Recientemente en Colombia se conmemoró el Día del Árbol, como es de costumbre todos los años desde 1941, cuando el Gobierno de turno lo decretó. Aunque esta efeméride al principio se llamó Día Forestal Mundial, con motivo de la realización en Roma del Congreso Internacional Forestal en 1969, por recomendación de la FAO se llamó el Día Mundial del Árbol a partir de 1971.

Desde tiempos inmemorables los árboles han sido un aliado fundamental para la vida del hombre, aunque esta histórica y estrecha relación cada día se disuelve. La misma FAO, según sus estimaciones, asegura que anualmente en el mundo son arrasadas más de 13 millones de hectáreas de bosque natural por las causas que ya todos sabemos: incendios forestales, explotación ilegal de madera, minería ilegal, obras de infraestructura, asentamientos humanos, entre otras.

A diario en las noticias y en nuestro entorno, vemos como la deforestación se ha vuelto el pan de cada día, poniendo en riesgo hasta nuestra propia supervivencia. Pero lo no menos preocupante ha sido la pasividad frente al tema y la falta de medidas necesarias y urgentes de parte de los Gobiernos del mundo. Un hecho desalentador, pues los árboles son los pulmones del mundo.

Los árboles regulan el ciclo del agua, la recogen y la almacenan, ayudando a evitar las inundaciones; controlan la erosión y evitan derrumbes y deslizamientos; reducen los efectos del cambio climático, el otro enemigo que nos acecha. Además, son el hábitat de miles de especies de plantas, aves, mamíferos, reptiles y anfibios, características que cobra importancia en países como el nuestro por su gran diversidad biológica. Los árboles son quienes purifican el aire convirtiendo el dióxido de carbono en biomasa para la protección de la capa de ozono.

**Requisitos del ejercicio**. Según las estimaciones de la FAO citadas en el texto sobre el Día del Árbol, ¿cuántas hectáreas de bosque natural se arrasan cada año en el mundo? Las entradas constituyen un material independiente del texto.

**Entradas almacenadas**.

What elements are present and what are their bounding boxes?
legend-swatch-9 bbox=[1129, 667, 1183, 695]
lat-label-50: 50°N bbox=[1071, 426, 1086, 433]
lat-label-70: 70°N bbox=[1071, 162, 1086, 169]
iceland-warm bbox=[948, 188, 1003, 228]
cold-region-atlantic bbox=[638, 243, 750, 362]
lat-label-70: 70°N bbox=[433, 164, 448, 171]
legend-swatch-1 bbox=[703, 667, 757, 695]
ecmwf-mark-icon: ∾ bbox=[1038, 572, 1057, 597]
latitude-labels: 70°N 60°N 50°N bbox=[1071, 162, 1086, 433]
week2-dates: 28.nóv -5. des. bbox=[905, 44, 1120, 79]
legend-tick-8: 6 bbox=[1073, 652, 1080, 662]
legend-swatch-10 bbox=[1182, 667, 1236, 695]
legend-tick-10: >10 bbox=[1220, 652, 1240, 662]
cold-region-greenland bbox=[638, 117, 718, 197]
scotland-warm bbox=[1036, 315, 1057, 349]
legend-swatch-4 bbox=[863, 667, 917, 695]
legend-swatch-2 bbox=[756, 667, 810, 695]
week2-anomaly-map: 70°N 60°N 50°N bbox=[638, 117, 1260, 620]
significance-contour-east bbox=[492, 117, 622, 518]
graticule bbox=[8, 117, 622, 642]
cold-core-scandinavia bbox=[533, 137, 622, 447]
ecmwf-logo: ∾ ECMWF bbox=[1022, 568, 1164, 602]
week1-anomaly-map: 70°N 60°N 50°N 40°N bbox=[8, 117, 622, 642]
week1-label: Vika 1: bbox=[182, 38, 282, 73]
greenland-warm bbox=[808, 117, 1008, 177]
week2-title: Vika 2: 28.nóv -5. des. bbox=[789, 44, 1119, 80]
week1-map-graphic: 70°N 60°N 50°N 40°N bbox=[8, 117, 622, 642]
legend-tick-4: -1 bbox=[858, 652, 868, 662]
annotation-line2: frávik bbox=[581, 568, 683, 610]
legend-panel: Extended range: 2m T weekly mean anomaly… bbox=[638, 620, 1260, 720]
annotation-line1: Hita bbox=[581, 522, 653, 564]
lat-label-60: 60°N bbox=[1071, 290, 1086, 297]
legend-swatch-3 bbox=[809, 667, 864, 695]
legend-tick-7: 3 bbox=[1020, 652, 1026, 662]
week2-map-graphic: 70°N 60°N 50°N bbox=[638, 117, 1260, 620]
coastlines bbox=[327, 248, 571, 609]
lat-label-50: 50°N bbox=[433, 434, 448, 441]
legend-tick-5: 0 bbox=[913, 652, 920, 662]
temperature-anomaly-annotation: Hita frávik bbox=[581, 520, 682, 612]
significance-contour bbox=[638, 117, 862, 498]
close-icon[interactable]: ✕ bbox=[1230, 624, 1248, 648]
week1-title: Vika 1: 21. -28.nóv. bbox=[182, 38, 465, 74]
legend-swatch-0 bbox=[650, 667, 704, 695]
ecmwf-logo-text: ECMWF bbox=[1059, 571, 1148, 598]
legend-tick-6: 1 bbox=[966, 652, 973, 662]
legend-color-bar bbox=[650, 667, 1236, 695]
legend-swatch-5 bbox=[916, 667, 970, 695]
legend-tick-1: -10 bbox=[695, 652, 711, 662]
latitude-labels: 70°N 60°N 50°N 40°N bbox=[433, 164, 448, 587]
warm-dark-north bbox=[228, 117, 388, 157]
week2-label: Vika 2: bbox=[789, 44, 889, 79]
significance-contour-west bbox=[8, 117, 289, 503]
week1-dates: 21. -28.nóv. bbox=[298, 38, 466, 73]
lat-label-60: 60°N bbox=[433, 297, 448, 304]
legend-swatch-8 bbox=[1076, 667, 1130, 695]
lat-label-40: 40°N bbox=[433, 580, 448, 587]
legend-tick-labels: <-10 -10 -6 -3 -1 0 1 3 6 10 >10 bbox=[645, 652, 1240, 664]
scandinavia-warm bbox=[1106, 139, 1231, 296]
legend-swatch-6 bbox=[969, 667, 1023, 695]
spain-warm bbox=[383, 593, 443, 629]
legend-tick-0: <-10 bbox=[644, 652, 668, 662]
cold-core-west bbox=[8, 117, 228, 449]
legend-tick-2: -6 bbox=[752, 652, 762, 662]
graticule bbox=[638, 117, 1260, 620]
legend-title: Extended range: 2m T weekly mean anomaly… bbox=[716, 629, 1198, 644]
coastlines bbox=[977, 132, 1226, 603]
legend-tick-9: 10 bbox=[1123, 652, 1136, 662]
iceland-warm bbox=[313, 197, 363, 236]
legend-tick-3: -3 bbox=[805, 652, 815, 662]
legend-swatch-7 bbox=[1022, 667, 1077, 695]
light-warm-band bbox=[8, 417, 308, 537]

**Respuesta**. Más de 13 millones de hectáreas.